--- START Rows ---

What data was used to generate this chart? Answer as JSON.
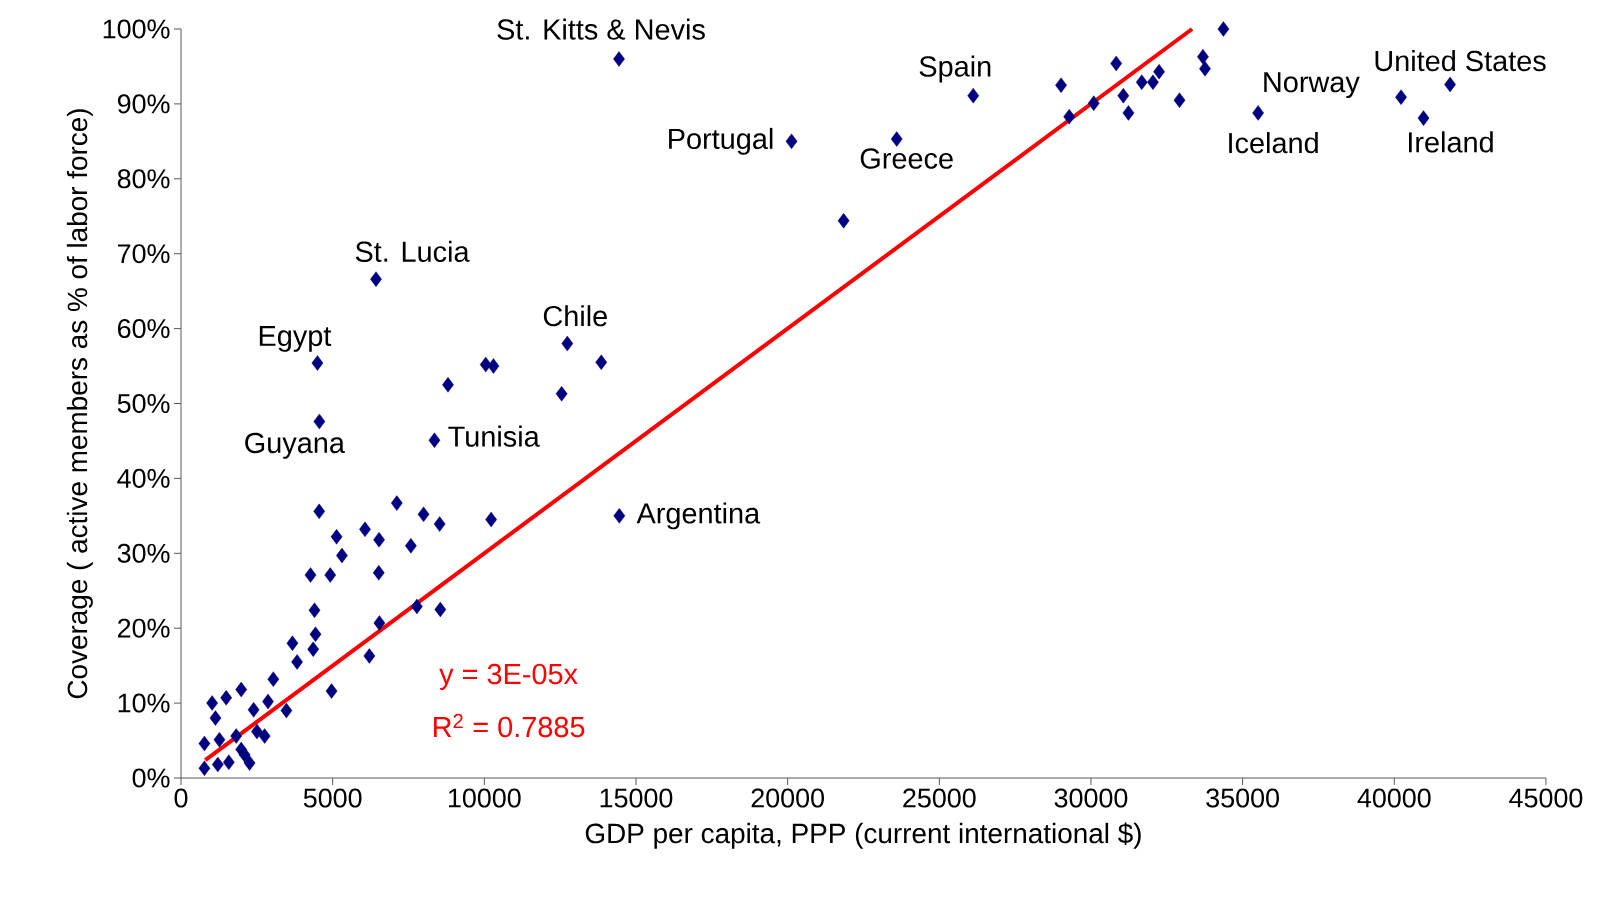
{
  "chart_data": {
    "type": "scatter",
    "xlabel": "GDP per capita, PPP (current international $)",
    "ylabel": "Coverage ( active members as % of labor force)",
    "xlim": [
      0,
      45000
    ],
    "xticks": [
      0,
      5000,
      10000,
      15000,
      20000,
      25000,
      30000,
      35000,
      40000,
      45000
    ],
    "ylim": [
      0,
      100
    ],
    "yticks": [
      {
        "value": 0,
        "label": "0%"
      },
      {
        "value": 10,
        "label": "10%"
      },
      {
        "value": 20,
        "label": "20%"
      },
      {
        "value": 30,
        "label": "30%"
      },
      {
        "value": 40,
        "label": "40%"
      },
      {
        "value": 50,
        "label": "50%"
      },
      {
        "value": 60,
        "label": "60%"
      },
      {
        "value": 70,
        "label": "70%"
      },
      {
        "value": 80,
        "label": "80%"
      },
      {
        "value": 90,
        "label": "90%"
      },
      {
        "value": 100,
        "label": "100%"
      }
    ],
    "grid": false,
    "series": [
      {
        "marker": "diamond",
        "color": "#000080",
        "x": [
          4556,
          7115,
          7997,
          8527,
          10225,
          14450,
          5129,
          6067,
          6530,
          7578,
          5306,
          4269,
          4920,
          6519,
          4401,
          7777,
          8549,
          6541,
          4434,
          3673,
          4357,
          3827,
          6210,
          3044,
          4964,
          1985,
          1489,
          1026,
          1136,
          2394,
          2868,
          3475,
          2504,
          2757,
          772,
          1268,
          1820,
          1985,
          2096,
          772,
          1213,
          1577,
          2261,
          6429,
          4498,
          4561,
          8356,
          8802,
          10046,
          10300,
          12736,
          13855,
          12548,
          14440,
          20128,
          23595,
          21845,
          26119,
          29014,
          29283,
          30091,
          30831,
          31067,
          31235,
          31673,
          32043,
          32245,
          32918,
          33692,
          33760,
          34366,
          35510,
          40222,
          40963,
          41838
        ],
        "values": [
          35.6,
          36.7,
          35.2,
          33.9,
          34.5,
          35.0,
          32.2,
          33.2,
          31.8,
          31.0,
          29.7,
          27.1,
          27.1,
          27.4,
          22.4,
          22.9,
          22.5,
          20.7,
          19.2,
          18.0,
          17.2,
          15.5,
          16.3,
          13.2,
          11.6,
          11.8,
          10.7,
          10.0,
          8.0,
          9.1,
          10.2,
          9.0,
          6.2,
          5.6,
          4.6,
          5.1,
          5.6,
          3.8,
          3.1,
          1.3,
          1.8,
          2.1,
          2.0,
          66.6,
          55.4,
          47.6,
          45.1,
          52.5,
          55.2,
          55.0,
          58.0,
          55.5,
          51.3,
          96.0,
          85.0,
          85.3,
          74.4,
          91.1,
          92.5,
          88.3,
          90.1,
          95.4,
          91.1,
          88.8,
          92.9,
          92.9,
          94.3,
          90.5,
          96.3,
          94.7,
          100,
          88.8,
          90.9,
          88.1,
          92.6
        ]
      },
      {
        "type": "line",
        "marker": "none",
        "color": "#ff0000",
        "x": [
          800,
          33333
        ],
        "values": [
          2.4,
          100
        ]
      }
    ],
    "annotations": [
      {
        "text": "St. Kitts & Nevis",
        "x": 14440,
        "y": 96.0
      },
      {
        "text": "Portugal",
        "x": 20128,
        "y": 85.0
      },
      {
        "text": "Greece",
        "x": 23595,
        "y": 85.3
      },
      {
        "text": "Spain",
        "x": 26119,
        "y": 91.1
      },
      {
        "text": "Norway",
        "x": 40222,
        "y": 90.9
      },
      {
        "text": "Iceland",
        "x": 35510,
        "y": 88.8
      },
      {
        "text": "United States",
        "x": 41838,
        "y": 92.6
      },
      {
        "text": "Ireland",
        "x": 40963,
        "y": 88.1
      },
      {
        "text": "St. Lucia",
        "x": 6429,
        "y": 66.6
      },
      {
        "text": "Egypt",
        "x": 4498,
        "y": 55.4
      },
      {
        "text": "Guyana",
        "x": 4561,
        "y": 47.6
      },
      {
        "text": "Tunisia",
        "x": 8356,
        "y": 45.1
      },
      {
        "text": "Chile",
        "x": 12736,
        "y": 58.0
      },
      {
        "text": "Argentina",
        "x": 14450,
        "y": 35.0
      },
      "y = 3E-05x",
      "R$^{2}$ = 0.7885"
    ]
  }
}
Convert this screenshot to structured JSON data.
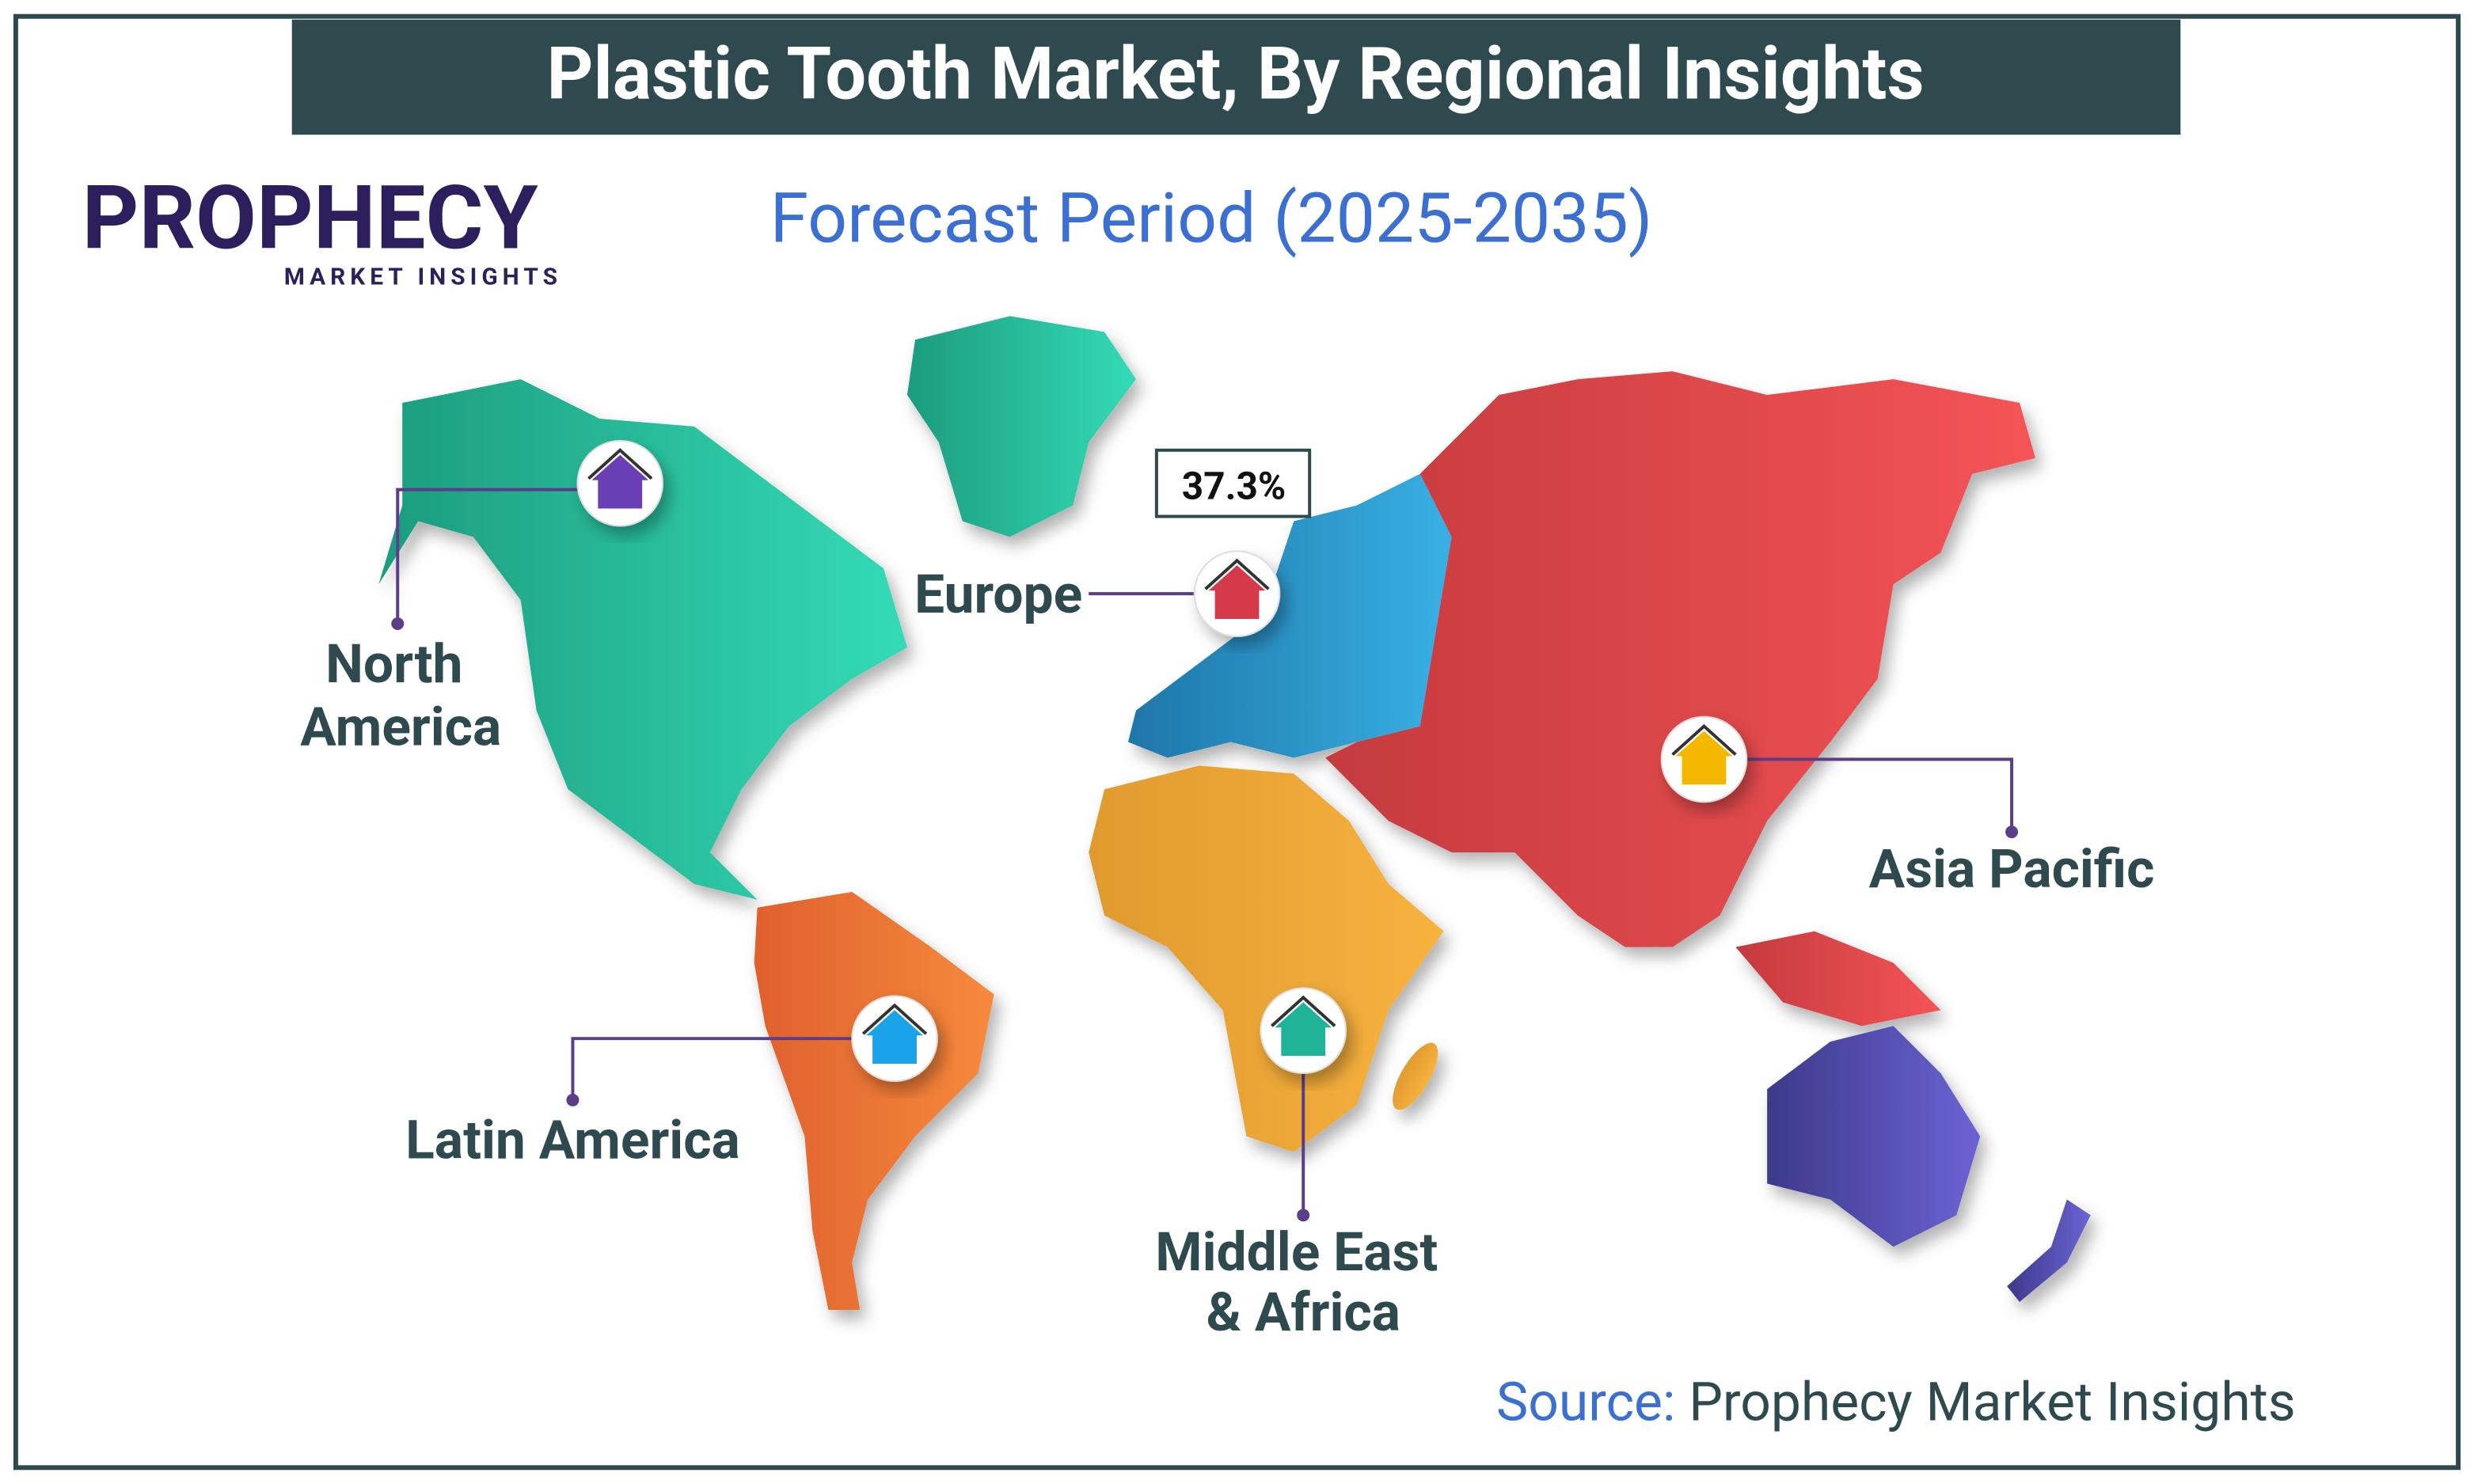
{
  "header": {
    "title": "Plastic Tooth Market, By Regional Insights"
  },
  "logo": {
    "brand": "PROPHECY",
    "tagline": "MARKET INSIGHTS"
  },
  "subtitle": "Forecast Period (2025-2035)",
  "regions": [
    {
      "name_lines": [
        "North",
        "America"
      ]
    },
    {
      "name_lines": [
        "Europe"
      ],
      "share": "37.3%"
    },
    {
      "name_lines": [
        "Asia Pacific"
      ]
    },
    {
      "name_lines": [
        "Latin America"
      ]
    },
    {
      "name_lines": [
        "Middle East",
        "& Africa"
      ]
    }
  ],
  "source": {
    "label": "Source:",
    "text": "Prophecy Market Insights"
  }
}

--- END Rows ---

## [Exercise details]
Identify lines with the string "JSON". Copy each one.

## [Exercise solution]
What data was used to generate this chart? Answer as JSON.
Convert this screenshot to structured JSON data.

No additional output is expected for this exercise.